Data items
▶

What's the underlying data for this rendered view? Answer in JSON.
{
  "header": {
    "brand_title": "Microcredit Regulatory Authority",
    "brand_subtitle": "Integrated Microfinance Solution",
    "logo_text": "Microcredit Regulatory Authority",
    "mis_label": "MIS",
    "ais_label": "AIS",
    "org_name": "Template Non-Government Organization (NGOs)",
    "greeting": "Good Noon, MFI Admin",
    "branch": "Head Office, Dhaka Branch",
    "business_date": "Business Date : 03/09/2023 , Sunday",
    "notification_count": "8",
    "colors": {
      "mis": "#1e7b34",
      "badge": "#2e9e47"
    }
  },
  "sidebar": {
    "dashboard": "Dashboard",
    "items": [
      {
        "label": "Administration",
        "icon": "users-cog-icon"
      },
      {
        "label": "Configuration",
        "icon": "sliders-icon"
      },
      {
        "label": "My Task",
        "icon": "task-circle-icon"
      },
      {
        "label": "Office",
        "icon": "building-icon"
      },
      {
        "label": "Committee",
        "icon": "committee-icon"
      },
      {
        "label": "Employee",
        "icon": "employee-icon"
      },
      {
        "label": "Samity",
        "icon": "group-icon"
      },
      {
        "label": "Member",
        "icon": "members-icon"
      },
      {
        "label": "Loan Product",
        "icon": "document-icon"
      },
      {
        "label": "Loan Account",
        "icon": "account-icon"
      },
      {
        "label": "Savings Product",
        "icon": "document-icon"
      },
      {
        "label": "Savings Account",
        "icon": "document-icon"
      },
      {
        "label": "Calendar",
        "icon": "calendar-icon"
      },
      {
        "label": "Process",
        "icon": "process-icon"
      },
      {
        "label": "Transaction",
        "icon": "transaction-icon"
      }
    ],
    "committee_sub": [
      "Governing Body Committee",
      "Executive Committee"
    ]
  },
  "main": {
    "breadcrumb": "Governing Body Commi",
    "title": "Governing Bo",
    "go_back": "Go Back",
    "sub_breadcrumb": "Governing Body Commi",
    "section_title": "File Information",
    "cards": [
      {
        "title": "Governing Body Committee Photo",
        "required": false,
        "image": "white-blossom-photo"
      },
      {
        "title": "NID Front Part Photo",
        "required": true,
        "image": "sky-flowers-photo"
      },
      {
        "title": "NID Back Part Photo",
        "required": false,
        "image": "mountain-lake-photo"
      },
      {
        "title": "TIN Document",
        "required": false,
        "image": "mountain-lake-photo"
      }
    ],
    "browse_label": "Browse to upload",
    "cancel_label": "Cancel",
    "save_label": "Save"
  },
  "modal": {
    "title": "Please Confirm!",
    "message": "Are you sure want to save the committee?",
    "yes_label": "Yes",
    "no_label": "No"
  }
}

◀

Extract every record and return it verbatim.

**EXPECTED ANSWER**
What's the underlying data for this rendered view? Answer in JSON.
{
  "header": {
    "brand_title": "Microcredit Regulatory Authority",
    "brand_subtitle": "Integrated Microfinance Solution",
    "logo_text": "Microcredit Regulatory Authority",
    "mis_label": "MIS",
    "ais_label": "AIS",
    "org_name": "Template Non-Government Organization (NGOs)",
    "greeting": "Good Noon, MFI Admin",
    "branch": "Head Office, Dhaka Branch",
    "business_date": "Business Date : 03/09/2023 , Sunday",
    "notification_count": "8",
    "colors": {
      "mis": "#1e7b34",
      "badge": "#2e9e47"
    }
  },
  "sidebar": {
    "dashboard": "Dashboard",
    "items": [
      {
        "label": "Administration",
        "icon": "users-cog-icon"
      },
      {
        "label": "Configuration",
        "icon": "sliders-icon"
      },
      {
        "label": "My Task",
        "icon": "task-circle-icon"
      },
      {
        "label": "Office",
        "icon": "building-icon"
      },
      {
        "label": "Committee",
        "icon": "committee-icon"
      },
      {
        "label": "Employee",
        "icon": "employee-icon"
      },
      {
        "label": "Samity",
        "icon": "group-icon"
      },
      {
        "label": "Member",
        "icon": "members-icon"
      },
      {
        "label": "Loan Product",
        "icon": "document-icon"
      },
      {
        "label": "Loan Account",
        "icon": "account-icon"
      },
      {
        "label": "Savings Product",
        "icon": "document-icon"
      },
      {
        "label": "Savings Account",
        "icon": "document-icon"
      },
      {
        "label": "Calendar",
        "icon": "calendar-icon"
      },
      {
        "label": "Process",
        "icon": "process-icon"
      },
      {
        "label": "Transaction",
        "icon": "transaction-icon"
      }
    ],
    "committee_sub": [
      "Governing Body Committee",
      "Executive Committee"
    ]
  },
  "main": {
    "breadcrumb": "Governing Body Commi",
    "title": "Governing Bo",
    "go_back": "Go Back",
    "sub_breadcrumb": "Governing Body Commi",
    "section_title": "File Information",
    "cards": [
      {
        "title": "Governing Body Committee Photo",
        "required": false,
        "image": "white-blossom-photo"
      },
      {
        "title": "NID Front Part Photo",
        "required": true,
        "image": "sky-flowers-photo"
      },
      {
        "title": "NID Back Part Photo",
        "required": false,
        "image": "mountain-lake-photo"
      },
      {
        "title": "TIN Document",
        "required": false,
        "image": "mountain-lake-photo"
      }
    ],
    "browse_label": "Browse to upload",
    "cancel_label": "Cancel",
    "save_label": "Save"
  },
  "modal": {
    "title": "Please Confirm!",
    "message": "Are you sure want to save the committee?",
    "yes_label": "Yes",
    "no_label": "No"
  }
}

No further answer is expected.